━━ Information provided

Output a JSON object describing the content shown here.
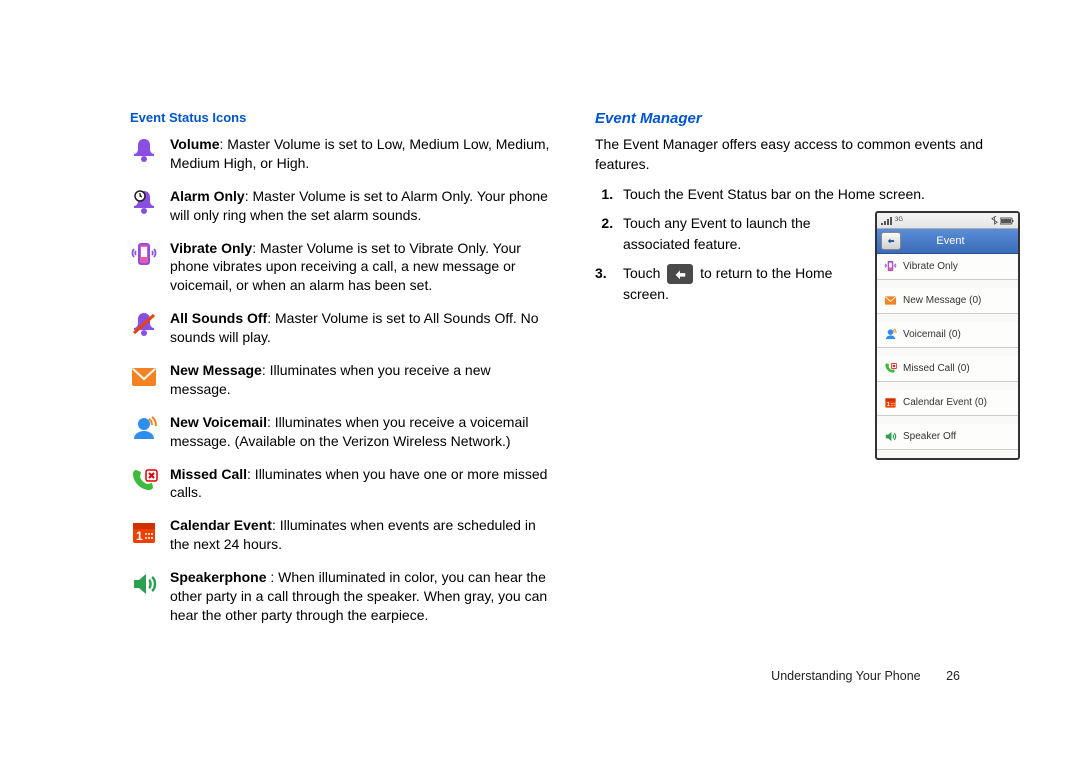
{
  "left": {
    "heading": "Event Status Icons",
    "items": [
      {
        "icon": "volume",
        "bold": "Volume",
        "text": ": Master Volume is set to Low, Medium Low, Medium, Medium High, or High."
      },
      {
        "icon": "alarm",
        "bold": "Alarm Only",
        "text": ": Master Volume is set to Alarm Only.  Your phone will only ring when the set alarm sounds."
      },
      {
        "icon": "vibrate",
        "bold": "Vibrate Only",
        "text": ": Master Volume is set to Vibrate Only. Your phone vibrates upon receiving a call, a new message or voicemail, or when an alarm has been set."
      },
      {
        "icon": "soundsoff",
        "bold": "All Sounds Off",
        "text": ": Master Volume is set to All Sounds Off. No sounds will play."
      },
      {
        "icon": "message",
        "bold": "New Message",
        "text": ": Illuminates when you receive a new message."
      },
      {
        "icon": "voicemail",
        "bold": "New Voicemail",
        "text": ": Illuminates when you receive a voicemail message. (Available on the Verizon Wireless Network.)"
      },
      {
        "icon": "missed",
        "bold": "Missed Call",
        "text": ": Illuminates when you have one or more missed calls."
      },
      {
        "icon": "calendar",
        "bold": "Calendar Event",
        "text": ": Illuminates when events are scheduled in the next 24 hours."
      },
      {
        "icon": "speaker",
        "bold": "Speakerphone ",
        "text": ": When illuminated in color, you can hear the other party in a call through the speaker. When gray, you can hear the other party through the earpiece."
      }
    ]
  },
  "right": {
    "heading": "Event Manager",
    "intro": "The Event Manager offers easy access to common events and features.",
    "steps": {
      "s1": "Touch the Event Status bar on the Home screen.",
      "s2": "Touch any Event to launch the associated feature.",
      "s3a": "Touch ",
      "s3b": " to return to the Home screen."
    },
    "phone": {
      "header_title": "Event",
      "items": [
        {
          "icon": "vibrate",
          "label": "Vibrate Only"
        },
        {
          "icon": "message",
          "label": "New Message (0)"
        },
        {
          "icon": "voicemail",
          "label": "Voicemail (0)"
        },
        {
          "icon": "missed",
          "label": "Missed Call (0)"
        },
        {
          "icon": "calendar",
          "label": "Calendar Event (0)"
        },
        {
          "icon": "speaker",
          "label": "Speaker Off"
        }
      ]
    }
  },
  "footer": {
    "section": "Understanding Your Phone",
    "page": "26"
  }
}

━━━━

* Aim of the task
Leaving the pictures aside, transcribe the entire listing exactly.

* Reply to the exercise
Output a JSON object describing the content shown here.
{
  "left": {
    "heading": "Event Status Icons",
    "items": [
      {
        "icon": "volume",
        "bold": "Volume",
        "text": ": Master Volume is set to Low, Medium Low, Medium, Medium High, or High."
      },
      {
        "icon": "alarm",
        "bold": "Alarm Only",
        "text": ": Master Volume is set to Alarm Only.  Your phone will only ring when the set alarm sounds."
      },
      {
        "icon": "vibrate",
        "bold": "Vibrate Only",
        "text": ": Master Volume is set to Vibrate Only. Your phone vibrates upon receiving a call, a new message or voicemail, or when an alarm has been set."
      },
      {
        "icon": "soundsoff",
        "bold": "All Sounds Off",
        "text": ": Master Volume is set to All Sounds Off. No sounds will play."
      },
      {
        "icon": "message",
        "bold": "New Message",
        "text": ": Illuminates when you receive a new message."
      },
      {
        "icon": "voicemail",
        "bold": "New Voicemail",
        "text": ": Illuminates when you receive a voicemail message. (Available on the Verizon Wireless Network.)"
      },
      {
        "icon": "missed",
        "bold": "Missed Call",
        "text": ": Illuminates when you have one or more missed calls."
      },
      {
        "icon": "calendar",
        "bold": "Calendar Event",
        "text": ": Illuminates when events are scheduled in the next 24 hours."
      },
      {
        "icon": "speaker",
        "bold": "Speakerphone ",
        "text": ": When illuminated in color, you can hear the other party in a call through the speaker. When gray, you can hear the other party through the earpiece."
      }
    ]
  },
  "right": {
    "heading": "Event Manager",
    "intro": "The Event Manager offers easy access to common events and features.",
    "steps": {
      "s1": "Touch the Event Status bar on the Home screen.",
      "s2": "Touch any Event to launch the associated feature.",
      "s3a": "Touch ",
      "s3b": " to return to the Home screen."
    },
    "phone": {
      "header_title": "Event",
      "items": [
        {
          "icon": "vibrate",
          "label": "Vibrate Only"
        },
        {
          "icon": "message",
          "label": "New Message (0)"
        },
        {
          "icon": "voicemail",
          "label": "Voicemail (0)"
        },
        {
          "icon": "missed",
          "label": "Missed Call (0)"
        },
        {
          "icon": "calendar",
          "label": "Calendar Event (0)"
        },
        {
          "icon": "speaker",
          "label": "Speaker Off"
        }
      ]
    }
  },
  "footer": {
    "section": "Understanding Your Phone",
    "page": "26"
  }
}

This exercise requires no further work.